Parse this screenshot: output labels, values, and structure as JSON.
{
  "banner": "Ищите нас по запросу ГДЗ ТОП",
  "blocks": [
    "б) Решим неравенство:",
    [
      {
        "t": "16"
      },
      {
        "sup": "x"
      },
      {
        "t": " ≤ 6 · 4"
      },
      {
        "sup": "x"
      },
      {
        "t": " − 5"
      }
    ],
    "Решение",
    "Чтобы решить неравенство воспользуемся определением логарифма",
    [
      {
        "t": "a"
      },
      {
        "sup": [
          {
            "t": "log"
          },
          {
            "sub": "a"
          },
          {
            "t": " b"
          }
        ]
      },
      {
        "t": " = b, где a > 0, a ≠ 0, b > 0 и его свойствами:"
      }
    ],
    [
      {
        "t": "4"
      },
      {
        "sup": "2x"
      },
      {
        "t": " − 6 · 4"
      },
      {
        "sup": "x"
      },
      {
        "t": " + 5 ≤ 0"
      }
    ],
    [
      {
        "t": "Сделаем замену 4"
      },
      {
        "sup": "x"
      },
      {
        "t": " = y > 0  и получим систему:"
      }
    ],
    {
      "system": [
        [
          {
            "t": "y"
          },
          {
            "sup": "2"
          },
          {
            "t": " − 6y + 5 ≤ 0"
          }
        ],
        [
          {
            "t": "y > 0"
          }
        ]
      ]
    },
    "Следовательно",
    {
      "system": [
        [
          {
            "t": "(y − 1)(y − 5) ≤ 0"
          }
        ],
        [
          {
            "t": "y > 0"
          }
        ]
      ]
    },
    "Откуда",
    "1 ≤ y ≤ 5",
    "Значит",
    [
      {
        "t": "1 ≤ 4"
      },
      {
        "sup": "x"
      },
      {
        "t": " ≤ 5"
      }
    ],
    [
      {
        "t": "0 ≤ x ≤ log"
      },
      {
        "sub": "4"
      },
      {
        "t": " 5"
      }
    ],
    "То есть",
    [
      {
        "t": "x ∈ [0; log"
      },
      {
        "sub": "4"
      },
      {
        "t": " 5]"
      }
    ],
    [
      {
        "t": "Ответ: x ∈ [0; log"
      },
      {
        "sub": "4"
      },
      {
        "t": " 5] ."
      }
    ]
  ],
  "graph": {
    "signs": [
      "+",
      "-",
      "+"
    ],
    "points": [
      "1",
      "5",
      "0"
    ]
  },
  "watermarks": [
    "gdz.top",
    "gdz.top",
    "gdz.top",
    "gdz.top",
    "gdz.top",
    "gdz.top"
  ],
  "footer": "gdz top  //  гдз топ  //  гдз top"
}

### Short exercise
Repeat the records above exactly, leaving none out.

### Solution to this problem
Parse this screenshot: output labels, values, and structure as JSON.
{
  "banner": "Ищите нас по запросу ГДЗ ТОП",
  "blocks": [
    "б) Решим неравенство:",
    [
      {
        "t": "16"
      },
      {
        "sup": "x"
      },
      {
        "t": " ≤ 6 · 4"
      },
      {
        "sup": "x"
      },
      {
        "t": " − 5"
      }
    ],
    "Решение",
    "Чтобы решить неравенство воспользуемся определением логарифма",
    [
      {
        "t": "a"
      },
      {
        "sup": [
          {
            "t": "log"
          },
          {
            "sub": "a"
          },
          {
            "t": " b"
          }
        ]
      },
      {
        "t": " = b, где a > 0, a ≠ 0, b > 0 и его свойствами:"
      }
    ],
    [
      {
        "t": "4"
      },
      {
        "sup": "2x"
      },
      {
        "t": " − 6 · 4"
      },
      {
        "sup": "x"
      },
      {
        "t": " + 5 ≤ 0"
      }
    ],
    [
      {
        "t": "Сделаем замену 4"
      },
      {
        "sup": "x"
      },
      {
        "t": " = y > 0  и получим систему:"
      }
    ],
    {
      "system": [
        [
          {
            "t": "y"
          },
          {
            "sup": "2"
          },
          {
            "t": " − 6y + 5 ≤ 0"
          }
        ],
        [
          {
            "t": "y > 0"
          }
        ]
      ]
    },
    "Следовательно",
    {
      "system": [
        [
          {
            "t": "(y − 1)(y − 5) ≤ 0"
          }
        ],
        [
          {
            "t": "y > 0"
          }
        ]
      ]
    },
    "Откуда",
    "1 ≤ y ≤ 5",
    "Значит",
    [
      {
        "t": "1 ≤ 4"
      },
      {
        "sup": "x"
      },
      {
        "t": " ≤ 5"
      }
    ],
    [
      {
        "t": "0 ≤ x ≤ log"
      },
      {
        "sub": "4"
      },
      {
        "t": " 5"
      }
    ],
    "То есть",
    [
      {
        "t": "x ∈ [0; log"
      },
      {
        "sub": "4"
      },
      {
        "t": " 5]"
      }
    ],
    [
      {
        "t": "Ответ: x ∈ [0; log"
      },
      {
        "sub": "4"
      },
      {
        "t": " 5] ."
      }
    ]
  ],
  "graph": {
    "signs": [
      "+",
      "-",
      "+"
    ],
    "points": [
      "1",
      "5",
      "0"
    ]
  },
  "watermarks": [
    "gdz.top",
    "gdz.top",
    "gdz.top",
    "gdz.top",
    "gdz.top",
    "gdz.top"
  ],
  "footer": "gdz top  //  гдз топ  //  гдз top"
}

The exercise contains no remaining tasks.